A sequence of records

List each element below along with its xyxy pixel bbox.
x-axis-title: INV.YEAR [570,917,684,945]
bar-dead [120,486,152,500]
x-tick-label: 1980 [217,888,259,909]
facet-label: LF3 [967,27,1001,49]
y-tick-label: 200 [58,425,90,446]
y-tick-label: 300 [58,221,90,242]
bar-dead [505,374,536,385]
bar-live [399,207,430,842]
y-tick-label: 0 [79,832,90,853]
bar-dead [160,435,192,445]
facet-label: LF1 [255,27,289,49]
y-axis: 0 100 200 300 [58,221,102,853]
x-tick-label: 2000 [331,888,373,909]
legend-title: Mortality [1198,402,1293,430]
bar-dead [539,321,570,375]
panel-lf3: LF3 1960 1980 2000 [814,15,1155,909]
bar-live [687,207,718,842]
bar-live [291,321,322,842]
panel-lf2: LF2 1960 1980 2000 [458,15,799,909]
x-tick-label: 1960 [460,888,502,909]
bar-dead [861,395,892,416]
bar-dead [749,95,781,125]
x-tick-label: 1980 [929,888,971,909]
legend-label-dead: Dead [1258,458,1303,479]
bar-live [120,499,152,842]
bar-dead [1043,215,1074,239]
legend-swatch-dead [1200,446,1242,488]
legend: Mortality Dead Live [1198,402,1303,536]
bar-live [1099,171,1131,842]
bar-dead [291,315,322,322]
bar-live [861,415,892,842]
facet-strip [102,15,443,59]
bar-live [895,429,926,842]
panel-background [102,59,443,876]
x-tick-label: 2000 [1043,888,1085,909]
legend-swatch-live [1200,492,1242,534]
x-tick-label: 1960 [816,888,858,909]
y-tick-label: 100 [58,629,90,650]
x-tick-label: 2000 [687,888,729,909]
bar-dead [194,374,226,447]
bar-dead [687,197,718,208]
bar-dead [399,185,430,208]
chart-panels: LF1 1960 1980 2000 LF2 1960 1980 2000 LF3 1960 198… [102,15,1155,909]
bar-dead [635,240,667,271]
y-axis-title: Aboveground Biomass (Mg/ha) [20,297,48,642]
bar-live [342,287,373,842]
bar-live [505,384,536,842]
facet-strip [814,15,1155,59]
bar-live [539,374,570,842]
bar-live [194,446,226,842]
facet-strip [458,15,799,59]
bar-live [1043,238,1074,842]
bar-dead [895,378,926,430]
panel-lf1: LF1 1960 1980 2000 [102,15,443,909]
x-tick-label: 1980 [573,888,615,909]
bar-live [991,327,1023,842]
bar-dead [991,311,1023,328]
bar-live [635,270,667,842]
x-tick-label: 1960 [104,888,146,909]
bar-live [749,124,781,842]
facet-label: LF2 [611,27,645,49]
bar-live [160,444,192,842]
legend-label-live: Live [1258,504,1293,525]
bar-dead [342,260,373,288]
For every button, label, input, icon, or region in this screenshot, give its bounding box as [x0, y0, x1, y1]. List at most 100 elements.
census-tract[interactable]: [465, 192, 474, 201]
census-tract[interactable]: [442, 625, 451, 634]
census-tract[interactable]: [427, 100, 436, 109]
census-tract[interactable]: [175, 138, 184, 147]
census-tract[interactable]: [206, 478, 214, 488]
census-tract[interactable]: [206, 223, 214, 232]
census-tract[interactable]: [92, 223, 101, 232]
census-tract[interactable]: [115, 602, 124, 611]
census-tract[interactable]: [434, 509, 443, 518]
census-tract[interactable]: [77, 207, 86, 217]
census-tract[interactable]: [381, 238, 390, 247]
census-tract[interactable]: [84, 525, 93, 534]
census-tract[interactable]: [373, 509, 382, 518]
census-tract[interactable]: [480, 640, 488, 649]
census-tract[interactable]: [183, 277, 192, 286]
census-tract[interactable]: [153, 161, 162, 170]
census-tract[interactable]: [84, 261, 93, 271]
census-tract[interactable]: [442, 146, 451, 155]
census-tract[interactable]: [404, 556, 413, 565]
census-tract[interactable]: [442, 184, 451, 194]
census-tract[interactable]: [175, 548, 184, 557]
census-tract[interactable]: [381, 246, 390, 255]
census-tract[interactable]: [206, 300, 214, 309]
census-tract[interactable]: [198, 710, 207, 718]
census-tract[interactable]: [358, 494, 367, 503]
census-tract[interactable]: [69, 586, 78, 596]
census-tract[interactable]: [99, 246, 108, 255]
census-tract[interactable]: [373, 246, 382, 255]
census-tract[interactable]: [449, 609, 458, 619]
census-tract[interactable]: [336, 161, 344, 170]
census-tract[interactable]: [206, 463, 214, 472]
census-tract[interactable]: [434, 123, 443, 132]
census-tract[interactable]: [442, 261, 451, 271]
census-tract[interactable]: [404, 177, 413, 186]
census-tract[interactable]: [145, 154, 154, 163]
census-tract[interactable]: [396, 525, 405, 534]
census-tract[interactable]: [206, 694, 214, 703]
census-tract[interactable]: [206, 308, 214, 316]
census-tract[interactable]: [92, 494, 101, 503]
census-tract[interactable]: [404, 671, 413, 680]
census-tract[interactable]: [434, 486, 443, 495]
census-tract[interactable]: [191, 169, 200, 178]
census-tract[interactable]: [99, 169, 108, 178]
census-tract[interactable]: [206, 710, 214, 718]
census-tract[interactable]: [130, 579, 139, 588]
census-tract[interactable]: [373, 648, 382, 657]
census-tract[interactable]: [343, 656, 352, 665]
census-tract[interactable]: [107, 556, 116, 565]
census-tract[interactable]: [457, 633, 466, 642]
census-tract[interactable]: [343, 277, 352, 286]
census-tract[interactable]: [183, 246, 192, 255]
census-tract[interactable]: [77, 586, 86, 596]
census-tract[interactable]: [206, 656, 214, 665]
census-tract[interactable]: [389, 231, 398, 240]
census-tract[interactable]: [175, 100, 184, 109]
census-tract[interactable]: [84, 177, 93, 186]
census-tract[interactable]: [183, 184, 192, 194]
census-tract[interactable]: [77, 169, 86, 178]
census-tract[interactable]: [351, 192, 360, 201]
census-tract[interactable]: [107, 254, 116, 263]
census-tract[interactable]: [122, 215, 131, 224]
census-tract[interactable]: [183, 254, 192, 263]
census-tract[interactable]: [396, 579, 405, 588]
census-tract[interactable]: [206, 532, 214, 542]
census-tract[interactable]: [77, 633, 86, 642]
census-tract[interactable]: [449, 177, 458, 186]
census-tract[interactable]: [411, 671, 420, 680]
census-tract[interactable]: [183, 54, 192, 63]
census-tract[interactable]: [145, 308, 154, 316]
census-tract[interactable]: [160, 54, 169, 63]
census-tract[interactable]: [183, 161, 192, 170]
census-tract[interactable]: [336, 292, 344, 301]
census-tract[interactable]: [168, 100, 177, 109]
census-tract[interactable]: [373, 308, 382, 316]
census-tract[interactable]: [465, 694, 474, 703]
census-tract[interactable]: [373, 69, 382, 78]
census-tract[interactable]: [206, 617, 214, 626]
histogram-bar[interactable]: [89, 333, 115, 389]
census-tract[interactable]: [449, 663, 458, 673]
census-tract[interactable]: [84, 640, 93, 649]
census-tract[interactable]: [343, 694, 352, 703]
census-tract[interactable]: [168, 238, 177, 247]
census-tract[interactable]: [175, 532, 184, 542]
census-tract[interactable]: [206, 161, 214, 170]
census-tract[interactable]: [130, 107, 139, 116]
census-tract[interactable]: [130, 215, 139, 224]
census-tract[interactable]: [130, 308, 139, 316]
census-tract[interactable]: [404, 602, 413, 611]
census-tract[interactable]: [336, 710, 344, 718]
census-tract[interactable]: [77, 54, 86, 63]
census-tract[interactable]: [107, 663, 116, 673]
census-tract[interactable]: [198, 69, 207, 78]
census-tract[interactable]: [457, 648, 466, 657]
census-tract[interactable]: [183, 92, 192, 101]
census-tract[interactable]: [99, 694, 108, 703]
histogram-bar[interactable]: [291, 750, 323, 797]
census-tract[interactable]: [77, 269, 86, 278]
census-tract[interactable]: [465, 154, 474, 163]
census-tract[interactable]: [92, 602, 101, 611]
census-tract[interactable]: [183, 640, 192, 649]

* [DIRECTIONS]: Arrange the records as a Markdown table with the columns Row and Record line, starting at the first line of the records and stopping after the line that contains "bar-live [399,207,430,842]". Leave out any blank lines.

* [SOLUTION FOR THIS EXERCISE]:
| Row | Record line |
|---|---|
| 1 | List each element below along with its xyxy pixel bbox. |
| 2 | x-axis-title: INV.YEAR [570,917,684,945] |
| 3 | bar-dead [120,486,152,500] |
| 4 | x-tick-label: 1980 [217,888,259,909] |
| 5 | facet-label: LF3 [967,27,1001,49] |
| 6 | y-tick-label: 200 [58,425,90,446] |
| 7 | y-tick-label: 300 [58,221,90,242] |
| 8 | bar-dead [505,374,536,385] |
| 9 | bar-live [399,207,430,842] |